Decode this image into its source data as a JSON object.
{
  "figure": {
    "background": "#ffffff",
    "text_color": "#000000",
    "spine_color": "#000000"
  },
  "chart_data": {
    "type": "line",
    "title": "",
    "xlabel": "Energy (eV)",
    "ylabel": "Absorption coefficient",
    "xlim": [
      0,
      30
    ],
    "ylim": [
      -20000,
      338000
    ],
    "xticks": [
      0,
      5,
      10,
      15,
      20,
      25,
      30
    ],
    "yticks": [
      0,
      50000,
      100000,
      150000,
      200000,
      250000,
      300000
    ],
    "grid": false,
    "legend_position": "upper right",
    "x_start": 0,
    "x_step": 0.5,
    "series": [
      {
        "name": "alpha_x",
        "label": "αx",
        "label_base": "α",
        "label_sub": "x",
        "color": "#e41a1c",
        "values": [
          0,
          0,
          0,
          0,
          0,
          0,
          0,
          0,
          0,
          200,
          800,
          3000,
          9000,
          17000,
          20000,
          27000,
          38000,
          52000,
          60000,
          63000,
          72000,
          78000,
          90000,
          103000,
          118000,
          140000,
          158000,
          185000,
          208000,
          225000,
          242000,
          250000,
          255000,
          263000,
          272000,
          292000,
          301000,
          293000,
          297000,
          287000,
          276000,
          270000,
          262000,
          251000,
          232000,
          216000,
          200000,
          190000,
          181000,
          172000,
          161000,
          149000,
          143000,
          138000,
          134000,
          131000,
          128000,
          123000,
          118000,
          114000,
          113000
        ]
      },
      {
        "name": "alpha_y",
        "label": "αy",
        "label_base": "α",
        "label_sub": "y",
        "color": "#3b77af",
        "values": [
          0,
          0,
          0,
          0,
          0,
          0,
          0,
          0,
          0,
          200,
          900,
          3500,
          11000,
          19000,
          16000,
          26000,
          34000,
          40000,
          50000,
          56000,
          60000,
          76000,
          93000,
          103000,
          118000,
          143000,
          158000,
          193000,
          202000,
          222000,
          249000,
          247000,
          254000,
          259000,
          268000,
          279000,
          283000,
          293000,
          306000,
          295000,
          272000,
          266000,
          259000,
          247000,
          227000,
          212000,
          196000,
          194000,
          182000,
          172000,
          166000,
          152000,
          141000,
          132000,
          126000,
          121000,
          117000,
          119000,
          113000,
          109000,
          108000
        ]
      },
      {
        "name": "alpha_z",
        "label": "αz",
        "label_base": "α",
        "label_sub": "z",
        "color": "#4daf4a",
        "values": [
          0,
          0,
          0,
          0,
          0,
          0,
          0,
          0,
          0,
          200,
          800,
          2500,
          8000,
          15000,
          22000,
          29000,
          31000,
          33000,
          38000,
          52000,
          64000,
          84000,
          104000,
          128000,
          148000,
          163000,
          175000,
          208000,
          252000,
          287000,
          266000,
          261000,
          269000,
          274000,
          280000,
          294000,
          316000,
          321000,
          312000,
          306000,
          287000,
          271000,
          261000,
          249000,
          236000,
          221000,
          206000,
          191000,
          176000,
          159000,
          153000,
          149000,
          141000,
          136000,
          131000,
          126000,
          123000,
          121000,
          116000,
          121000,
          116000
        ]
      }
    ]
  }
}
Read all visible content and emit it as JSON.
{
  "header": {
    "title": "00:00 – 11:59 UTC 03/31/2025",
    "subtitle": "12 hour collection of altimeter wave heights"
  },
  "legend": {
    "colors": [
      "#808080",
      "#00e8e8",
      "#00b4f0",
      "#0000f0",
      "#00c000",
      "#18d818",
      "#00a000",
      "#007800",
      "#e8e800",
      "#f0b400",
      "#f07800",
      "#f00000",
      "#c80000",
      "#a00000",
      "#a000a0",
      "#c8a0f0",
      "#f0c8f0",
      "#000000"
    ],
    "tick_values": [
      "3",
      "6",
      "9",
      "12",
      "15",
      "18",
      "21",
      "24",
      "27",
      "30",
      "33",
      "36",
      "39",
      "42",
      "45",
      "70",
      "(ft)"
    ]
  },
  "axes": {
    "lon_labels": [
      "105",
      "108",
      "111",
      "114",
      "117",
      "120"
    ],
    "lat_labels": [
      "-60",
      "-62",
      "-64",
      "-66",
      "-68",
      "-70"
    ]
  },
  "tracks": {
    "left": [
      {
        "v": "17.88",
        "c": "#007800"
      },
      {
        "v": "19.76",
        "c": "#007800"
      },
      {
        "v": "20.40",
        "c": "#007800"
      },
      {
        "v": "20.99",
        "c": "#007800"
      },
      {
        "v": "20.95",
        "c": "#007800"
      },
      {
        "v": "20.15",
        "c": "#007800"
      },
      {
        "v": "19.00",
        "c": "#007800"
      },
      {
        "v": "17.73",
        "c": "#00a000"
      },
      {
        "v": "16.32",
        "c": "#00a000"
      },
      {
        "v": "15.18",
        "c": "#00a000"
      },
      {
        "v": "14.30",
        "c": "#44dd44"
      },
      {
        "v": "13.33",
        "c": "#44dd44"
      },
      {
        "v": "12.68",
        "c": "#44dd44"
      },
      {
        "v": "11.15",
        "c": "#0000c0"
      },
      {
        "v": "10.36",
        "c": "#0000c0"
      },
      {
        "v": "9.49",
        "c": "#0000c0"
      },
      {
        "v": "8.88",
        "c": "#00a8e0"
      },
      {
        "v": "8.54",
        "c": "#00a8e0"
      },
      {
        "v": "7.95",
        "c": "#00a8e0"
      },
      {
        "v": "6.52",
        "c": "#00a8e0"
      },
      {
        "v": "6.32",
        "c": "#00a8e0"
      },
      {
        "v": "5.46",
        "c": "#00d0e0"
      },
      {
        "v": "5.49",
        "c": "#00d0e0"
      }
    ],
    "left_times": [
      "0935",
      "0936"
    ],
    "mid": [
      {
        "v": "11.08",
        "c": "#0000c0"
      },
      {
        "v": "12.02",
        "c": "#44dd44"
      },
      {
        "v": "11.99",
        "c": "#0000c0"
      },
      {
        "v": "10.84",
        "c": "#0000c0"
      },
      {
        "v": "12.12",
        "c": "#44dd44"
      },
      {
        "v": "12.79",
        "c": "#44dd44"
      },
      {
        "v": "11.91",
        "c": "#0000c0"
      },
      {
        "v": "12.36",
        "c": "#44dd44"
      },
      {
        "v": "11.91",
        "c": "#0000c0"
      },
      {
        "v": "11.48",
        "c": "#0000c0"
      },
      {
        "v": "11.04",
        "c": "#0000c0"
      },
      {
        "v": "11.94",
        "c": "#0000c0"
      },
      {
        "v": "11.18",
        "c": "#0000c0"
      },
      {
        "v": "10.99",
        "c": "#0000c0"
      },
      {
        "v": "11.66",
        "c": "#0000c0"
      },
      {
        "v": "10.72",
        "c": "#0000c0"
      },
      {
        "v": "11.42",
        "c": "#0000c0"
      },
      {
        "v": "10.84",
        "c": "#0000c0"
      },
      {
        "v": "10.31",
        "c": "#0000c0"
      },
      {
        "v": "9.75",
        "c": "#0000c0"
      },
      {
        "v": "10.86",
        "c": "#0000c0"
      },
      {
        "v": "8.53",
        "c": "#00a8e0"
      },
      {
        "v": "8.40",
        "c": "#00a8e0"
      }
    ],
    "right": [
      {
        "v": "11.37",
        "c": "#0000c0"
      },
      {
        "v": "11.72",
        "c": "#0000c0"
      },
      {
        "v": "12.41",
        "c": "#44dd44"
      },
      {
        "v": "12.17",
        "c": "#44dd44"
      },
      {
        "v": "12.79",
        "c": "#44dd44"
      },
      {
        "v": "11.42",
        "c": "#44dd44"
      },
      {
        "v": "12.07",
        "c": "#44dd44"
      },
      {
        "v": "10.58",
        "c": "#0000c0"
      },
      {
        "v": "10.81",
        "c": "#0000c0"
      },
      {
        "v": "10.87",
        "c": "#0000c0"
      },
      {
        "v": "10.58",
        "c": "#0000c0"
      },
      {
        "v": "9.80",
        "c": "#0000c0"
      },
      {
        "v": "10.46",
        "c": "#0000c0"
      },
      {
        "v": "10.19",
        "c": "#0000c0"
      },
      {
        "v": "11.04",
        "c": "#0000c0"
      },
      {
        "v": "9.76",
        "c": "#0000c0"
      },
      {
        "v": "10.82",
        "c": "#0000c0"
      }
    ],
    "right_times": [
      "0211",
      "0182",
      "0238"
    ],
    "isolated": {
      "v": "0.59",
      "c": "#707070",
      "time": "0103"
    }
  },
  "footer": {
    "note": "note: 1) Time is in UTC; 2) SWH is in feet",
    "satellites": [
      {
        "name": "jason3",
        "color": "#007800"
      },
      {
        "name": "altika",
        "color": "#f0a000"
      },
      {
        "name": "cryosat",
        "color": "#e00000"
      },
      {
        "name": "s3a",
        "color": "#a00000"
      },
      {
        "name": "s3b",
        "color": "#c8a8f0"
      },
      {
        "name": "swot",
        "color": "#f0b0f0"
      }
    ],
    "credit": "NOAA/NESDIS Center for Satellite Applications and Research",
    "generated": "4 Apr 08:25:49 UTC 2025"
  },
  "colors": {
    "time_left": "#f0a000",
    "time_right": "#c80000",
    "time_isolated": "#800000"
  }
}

# TASK DESCRIPTION
Scan the entries above for the word "name" and collect each line holding it.

# COMPLETED EXERCISE
        "name": "alpha_x",
        "name": "alpha_y",
        "name": "alpha_z",
        "name": "jason3",
        "name": "altika",
        "name": "cryosat",
        "name": "s3a",
        "name": "s3b",
        "name": "swot",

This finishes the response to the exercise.